TASK:
Pull every line that holds the word "name" from the entries.

[Begin SOURCE MATERIAL]

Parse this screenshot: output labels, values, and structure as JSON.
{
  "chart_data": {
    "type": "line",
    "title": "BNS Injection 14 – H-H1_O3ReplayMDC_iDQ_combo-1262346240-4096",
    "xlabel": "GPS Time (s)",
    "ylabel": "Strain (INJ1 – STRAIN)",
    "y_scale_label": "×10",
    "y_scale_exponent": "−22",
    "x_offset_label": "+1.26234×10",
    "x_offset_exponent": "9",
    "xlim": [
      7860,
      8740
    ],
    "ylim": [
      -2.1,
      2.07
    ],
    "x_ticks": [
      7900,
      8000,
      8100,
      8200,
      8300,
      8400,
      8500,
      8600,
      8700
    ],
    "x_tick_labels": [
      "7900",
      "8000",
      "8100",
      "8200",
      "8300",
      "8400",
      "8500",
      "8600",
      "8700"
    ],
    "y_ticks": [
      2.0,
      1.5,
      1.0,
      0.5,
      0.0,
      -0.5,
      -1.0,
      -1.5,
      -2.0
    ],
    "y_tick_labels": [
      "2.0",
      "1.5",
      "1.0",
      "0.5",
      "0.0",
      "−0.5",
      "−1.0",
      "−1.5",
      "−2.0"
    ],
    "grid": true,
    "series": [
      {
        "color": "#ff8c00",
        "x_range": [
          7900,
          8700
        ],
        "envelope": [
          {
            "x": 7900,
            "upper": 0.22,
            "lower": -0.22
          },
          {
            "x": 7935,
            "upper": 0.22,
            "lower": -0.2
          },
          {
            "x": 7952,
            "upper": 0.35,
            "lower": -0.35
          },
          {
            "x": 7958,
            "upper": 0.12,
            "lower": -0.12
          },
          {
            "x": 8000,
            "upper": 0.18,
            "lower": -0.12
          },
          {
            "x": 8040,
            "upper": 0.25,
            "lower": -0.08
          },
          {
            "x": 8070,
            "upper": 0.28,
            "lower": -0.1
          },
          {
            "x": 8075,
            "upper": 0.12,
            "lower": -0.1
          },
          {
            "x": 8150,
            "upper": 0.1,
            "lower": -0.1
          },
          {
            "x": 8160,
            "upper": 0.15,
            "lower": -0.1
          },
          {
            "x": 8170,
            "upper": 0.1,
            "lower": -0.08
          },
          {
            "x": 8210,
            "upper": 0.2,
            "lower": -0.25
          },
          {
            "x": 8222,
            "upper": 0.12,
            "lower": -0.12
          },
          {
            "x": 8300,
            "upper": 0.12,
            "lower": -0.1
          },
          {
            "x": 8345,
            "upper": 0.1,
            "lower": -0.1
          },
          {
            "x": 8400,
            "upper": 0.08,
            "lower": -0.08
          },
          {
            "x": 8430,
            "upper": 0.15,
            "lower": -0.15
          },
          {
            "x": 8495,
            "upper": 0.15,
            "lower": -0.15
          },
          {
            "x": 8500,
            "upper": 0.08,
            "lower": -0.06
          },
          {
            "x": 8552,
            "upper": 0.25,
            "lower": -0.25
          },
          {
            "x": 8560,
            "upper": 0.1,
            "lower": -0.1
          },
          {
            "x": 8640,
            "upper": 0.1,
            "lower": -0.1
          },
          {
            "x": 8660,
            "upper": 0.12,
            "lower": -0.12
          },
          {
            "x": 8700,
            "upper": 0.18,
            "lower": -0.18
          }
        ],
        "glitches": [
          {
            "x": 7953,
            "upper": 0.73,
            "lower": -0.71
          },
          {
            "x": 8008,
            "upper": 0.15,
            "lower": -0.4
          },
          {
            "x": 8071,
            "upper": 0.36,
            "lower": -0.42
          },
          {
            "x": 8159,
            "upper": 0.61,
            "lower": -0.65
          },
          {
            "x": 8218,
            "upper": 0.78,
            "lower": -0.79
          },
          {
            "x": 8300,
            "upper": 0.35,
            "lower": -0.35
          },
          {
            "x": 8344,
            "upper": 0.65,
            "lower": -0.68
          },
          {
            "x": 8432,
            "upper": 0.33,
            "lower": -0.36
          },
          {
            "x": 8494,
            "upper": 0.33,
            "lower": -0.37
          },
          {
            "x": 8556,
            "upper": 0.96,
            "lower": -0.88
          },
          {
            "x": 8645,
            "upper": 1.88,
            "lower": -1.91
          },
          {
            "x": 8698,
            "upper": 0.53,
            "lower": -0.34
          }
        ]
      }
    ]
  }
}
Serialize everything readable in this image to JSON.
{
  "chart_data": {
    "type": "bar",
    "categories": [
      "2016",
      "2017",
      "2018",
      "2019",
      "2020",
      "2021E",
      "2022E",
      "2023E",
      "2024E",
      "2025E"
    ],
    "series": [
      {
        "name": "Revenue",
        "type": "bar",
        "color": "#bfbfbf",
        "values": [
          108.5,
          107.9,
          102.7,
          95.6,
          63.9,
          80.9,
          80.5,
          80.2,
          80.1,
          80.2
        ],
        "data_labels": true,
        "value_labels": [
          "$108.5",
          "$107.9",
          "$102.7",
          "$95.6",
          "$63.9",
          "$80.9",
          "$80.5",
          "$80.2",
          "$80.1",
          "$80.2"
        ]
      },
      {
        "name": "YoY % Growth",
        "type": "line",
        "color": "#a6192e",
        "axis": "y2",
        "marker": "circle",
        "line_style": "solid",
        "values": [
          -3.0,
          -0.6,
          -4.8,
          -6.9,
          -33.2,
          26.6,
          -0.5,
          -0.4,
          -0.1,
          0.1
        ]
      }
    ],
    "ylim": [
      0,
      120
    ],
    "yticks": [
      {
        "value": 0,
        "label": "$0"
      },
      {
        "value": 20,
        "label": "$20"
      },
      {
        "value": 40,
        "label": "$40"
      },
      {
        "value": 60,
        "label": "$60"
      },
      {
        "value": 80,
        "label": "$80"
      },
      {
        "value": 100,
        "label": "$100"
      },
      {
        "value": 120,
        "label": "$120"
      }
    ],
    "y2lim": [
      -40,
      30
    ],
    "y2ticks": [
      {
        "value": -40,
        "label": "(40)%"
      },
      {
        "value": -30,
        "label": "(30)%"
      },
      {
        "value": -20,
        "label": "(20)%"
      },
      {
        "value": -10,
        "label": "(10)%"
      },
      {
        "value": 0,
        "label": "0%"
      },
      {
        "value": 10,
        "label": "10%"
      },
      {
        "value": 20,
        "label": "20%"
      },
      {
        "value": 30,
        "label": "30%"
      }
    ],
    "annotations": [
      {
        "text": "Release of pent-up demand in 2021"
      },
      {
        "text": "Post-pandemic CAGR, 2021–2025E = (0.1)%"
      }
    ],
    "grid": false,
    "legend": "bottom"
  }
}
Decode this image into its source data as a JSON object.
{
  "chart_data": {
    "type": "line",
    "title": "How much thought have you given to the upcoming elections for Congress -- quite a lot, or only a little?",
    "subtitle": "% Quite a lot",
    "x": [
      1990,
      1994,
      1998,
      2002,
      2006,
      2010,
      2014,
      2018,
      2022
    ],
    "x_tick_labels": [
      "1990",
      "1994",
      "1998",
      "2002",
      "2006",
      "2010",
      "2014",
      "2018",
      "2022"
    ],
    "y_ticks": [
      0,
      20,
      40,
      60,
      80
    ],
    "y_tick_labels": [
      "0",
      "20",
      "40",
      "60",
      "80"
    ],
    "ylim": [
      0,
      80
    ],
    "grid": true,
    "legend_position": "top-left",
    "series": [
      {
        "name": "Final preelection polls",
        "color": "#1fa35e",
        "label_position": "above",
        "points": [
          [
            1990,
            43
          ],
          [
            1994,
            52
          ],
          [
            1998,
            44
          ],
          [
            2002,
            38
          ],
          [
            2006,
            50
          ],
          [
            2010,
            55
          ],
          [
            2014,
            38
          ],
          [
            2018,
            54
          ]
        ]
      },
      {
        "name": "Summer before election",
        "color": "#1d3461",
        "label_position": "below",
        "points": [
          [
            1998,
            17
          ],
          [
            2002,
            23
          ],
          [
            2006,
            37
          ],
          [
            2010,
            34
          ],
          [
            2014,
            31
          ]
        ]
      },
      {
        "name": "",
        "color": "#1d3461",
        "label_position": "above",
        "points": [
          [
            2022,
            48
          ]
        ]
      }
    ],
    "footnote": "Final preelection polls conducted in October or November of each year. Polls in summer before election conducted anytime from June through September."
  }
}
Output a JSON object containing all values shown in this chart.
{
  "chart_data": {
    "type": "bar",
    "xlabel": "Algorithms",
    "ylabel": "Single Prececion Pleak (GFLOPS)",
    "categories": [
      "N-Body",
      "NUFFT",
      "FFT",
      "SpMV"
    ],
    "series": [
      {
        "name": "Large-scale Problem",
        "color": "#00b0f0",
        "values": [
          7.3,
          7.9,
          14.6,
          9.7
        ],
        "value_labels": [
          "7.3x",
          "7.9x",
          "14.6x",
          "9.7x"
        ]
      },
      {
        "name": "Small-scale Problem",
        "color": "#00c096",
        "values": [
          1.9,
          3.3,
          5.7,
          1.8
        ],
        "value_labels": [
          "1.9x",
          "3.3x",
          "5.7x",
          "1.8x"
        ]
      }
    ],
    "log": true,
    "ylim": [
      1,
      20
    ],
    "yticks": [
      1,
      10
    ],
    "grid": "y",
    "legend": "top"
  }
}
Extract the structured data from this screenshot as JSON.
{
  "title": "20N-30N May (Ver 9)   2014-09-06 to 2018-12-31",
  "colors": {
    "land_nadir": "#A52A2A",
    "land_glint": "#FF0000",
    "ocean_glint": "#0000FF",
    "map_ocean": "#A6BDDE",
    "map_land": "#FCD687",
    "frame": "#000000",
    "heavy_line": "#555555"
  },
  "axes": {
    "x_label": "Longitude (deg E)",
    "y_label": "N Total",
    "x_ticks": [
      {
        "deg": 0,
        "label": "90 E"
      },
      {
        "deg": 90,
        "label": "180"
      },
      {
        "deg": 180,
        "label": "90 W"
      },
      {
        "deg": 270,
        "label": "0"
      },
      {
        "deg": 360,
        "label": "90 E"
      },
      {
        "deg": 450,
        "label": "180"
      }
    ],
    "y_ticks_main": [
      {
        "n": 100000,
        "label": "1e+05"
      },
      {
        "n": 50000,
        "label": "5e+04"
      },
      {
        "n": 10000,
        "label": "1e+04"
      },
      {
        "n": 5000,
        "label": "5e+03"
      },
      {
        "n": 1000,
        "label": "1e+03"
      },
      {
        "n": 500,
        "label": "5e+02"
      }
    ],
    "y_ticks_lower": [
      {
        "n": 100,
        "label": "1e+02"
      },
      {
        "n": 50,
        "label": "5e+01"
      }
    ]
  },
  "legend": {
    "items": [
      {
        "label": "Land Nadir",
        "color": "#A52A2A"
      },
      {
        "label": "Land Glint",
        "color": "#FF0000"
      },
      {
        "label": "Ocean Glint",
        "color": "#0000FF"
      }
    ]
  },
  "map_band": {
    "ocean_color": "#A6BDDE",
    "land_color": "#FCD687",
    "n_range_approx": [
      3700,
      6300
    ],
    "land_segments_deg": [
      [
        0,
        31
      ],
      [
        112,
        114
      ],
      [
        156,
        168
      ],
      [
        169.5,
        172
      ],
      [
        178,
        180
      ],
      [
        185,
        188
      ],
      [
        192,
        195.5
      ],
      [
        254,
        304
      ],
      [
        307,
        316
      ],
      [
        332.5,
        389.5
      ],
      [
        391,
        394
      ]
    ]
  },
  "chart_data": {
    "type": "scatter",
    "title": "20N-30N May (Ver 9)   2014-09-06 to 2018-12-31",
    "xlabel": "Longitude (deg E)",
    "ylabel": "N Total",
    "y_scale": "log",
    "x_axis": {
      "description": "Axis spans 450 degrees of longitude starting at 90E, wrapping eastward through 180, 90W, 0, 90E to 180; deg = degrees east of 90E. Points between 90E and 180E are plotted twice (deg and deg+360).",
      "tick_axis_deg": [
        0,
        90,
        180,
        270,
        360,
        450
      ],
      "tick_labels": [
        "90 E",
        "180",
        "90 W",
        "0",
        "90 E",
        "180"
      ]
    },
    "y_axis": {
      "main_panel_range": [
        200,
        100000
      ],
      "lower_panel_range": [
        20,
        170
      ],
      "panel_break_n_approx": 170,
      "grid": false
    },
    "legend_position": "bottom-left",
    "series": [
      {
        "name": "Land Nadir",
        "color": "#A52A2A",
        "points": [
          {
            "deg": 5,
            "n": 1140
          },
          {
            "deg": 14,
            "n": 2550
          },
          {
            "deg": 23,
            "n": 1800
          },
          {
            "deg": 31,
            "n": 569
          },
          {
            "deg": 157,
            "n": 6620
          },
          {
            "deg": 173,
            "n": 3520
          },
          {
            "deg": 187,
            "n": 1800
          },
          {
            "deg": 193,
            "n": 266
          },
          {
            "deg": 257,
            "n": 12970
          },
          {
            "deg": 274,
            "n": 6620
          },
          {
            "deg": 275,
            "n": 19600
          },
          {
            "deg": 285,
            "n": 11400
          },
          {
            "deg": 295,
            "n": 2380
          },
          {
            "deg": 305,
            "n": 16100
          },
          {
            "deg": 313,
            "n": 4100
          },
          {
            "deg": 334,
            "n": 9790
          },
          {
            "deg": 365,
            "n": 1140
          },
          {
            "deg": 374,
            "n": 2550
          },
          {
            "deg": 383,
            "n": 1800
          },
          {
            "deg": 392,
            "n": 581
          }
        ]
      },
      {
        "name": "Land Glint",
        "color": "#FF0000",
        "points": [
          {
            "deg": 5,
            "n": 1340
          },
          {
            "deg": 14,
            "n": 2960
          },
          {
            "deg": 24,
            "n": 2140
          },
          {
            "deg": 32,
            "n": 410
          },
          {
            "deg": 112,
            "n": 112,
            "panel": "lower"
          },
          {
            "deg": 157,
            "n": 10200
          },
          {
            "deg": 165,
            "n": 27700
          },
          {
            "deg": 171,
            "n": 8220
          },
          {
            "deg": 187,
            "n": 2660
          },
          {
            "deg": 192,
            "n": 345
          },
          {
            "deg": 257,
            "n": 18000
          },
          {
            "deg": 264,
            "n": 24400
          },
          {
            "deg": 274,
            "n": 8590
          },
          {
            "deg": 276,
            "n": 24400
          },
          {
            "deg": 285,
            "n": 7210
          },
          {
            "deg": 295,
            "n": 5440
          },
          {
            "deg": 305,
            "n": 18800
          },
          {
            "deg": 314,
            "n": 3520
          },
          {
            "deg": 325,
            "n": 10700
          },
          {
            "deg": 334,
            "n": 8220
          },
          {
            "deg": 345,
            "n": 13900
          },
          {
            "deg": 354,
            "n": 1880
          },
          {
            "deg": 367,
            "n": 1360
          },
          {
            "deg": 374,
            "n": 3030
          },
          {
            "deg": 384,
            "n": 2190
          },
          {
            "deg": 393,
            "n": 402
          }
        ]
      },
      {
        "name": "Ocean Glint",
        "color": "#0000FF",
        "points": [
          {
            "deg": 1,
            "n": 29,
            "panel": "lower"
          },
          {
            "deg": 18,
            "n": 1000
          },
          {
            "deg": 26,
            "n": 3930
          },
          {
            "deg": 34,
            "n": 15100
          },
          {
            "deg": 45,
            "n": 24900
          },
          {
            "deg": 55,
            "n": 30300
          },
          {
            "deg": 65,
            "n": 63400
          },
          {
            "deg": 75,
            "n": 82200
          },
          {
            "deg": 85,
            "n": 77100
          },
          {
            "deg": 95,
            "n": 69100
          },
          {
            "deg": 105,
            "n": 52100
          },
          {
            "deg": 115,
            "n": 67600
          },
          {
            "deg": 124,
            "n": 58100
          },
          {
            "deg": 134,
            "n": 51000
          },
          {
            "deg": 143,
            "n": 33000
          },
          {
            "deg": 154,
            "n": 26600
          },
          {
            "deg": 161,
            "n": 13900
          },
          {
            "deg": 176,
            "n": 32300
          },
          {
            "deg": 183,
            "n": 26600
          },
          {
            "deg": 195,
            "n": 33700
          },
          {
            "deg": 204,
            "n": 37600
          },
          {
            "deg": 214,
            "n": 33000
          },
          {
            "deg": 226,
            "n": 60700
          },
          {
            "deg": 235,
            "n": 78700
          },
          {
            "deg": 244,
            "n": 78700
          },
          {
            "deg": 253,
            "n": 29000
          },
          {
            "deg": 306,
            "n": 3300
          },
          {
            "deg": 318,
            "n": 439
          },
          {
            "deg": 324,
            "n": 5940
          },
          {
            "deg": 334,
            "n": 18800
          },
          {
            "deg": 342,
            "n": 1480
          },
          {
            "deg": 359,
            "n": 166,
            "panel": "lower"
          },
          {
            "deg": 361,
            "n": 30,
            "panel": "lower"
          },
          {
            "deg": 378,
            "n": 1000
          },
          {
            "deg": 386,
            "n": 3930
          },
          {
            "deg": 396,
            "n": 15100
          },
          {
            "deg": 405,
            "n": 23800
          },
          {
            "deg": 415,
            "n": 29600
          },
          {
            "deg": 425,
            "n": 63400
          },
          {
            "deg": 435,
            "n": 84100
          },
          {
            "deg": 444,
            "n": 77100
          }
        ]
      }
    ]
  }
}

[End SOURCE MATERIAL]

EXERCISE SOLUTION:
        "name": "Revenue",
        "name": "YoY % Growth",
        "name": "Final preelection polls",
        "name": "Summer before election",
        "name": "",
        "name": "Large-scale Problem",
        "name": "Small-scale Problem",
        "name": "Land Nadir",
        "name": "Land Glint",
        "name": "Ocean Glint",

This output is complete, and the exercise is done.